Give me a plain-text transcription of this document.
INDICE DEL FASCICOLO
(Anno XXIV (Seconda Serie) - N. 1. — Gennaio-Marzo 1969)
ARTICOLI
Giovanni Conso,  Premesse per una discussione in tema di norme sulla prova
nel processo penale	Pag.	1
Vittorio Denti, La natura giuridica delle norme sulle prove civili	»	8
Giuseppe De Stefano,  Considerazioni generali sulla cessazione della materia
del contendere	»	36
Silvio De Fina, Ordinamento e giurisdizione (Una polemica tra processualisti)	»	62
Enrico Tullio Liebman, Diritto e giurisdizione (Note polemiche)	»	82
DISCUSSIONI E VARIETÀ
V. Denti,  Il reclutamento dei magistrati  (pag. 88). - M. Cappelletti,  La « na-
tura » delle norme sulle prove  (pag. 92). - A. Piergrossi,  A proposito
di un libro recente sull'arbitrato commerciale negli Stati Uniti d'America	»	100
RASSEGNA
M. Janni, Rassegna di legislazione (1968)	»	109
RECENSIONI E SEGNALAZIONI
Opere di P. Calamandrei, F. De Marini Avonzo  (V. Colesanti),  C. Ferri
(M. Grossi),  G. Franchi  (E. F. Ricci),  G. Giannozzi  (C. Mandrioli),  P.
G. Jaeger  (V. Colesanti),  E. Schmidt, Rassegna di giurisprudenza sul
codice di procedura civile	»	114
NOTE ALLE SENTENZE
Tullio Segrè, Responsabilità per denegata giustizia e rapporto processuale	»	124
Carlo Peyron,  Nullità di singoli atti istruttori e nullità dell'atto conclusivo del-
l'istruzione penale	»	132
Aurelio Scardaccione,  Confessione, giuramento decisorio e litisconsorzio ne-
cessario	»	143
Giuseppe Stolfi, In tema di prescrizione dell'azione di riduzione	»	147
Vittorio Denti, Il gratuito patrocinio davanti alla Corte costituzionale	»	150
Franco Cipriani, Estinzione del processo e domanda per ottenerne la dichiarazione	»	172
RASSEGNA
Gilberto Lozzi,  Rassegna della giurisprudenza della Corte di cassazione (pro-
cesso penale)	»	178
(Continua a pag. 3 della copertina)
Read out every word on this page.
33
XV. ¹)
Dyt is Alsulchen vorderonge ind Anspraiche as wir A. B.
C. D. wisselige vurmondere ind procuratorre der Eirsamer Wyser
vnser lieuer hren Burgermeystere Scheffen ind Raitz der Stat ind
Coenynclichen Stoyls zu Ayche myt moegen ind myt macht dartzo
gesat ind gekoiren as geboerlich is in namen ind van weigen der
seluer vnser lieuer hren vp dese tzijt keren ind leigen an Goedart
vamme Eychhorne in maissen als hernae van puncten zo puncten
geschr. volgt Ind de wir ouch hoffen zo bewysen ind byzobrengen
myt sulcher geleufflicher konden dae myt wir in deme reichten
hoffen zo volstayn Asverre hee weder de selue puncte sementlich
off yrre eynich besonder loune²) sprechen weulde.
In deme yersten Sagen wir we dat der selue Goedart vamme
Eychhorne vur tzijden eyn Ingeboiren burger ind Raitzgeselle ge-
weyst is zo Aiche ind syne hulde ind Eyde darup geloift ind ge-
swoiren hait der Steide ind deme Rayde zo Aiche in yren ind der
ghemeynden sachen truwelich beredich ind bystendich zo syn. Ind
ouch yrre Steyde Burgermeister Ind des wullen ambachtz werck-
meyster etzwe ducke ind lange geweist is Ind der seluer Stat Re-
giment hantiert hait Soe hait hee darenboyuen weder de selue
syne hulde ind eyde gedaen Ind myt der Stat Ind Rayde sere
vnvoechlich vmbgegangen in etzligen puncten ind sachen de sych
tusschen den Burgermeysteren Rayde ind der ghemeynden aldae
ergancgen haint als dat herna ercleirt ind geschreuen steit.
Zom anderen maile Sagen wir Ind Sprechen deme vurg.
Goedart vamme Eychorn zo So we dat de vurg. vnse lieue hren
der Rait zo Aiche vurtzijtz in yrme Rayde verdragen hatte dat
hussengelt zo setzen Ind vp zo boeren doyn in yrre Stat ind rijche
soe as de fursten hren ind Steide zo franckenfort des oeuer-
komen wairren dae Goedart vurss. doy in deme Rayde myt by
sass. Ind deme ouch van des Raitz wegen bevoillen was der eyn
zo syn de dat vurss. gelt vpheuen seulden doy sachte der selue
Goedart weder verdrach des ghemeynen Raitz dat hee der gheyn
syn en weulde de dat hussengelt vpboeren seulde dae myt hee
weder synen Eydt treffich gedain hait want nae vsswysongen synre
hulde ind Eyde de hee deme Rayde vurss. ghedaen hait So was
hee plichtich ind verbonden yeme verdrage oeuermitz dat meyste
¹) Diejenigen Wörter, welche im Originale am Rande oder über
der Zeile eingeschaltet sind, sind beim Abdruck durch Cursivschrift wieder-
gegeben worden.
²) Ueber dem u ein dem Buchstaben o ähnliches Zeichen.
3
-----
> [Given exercise] Say how many lines above hold the word "vurg", giving only the count.

> [Answer in full] 2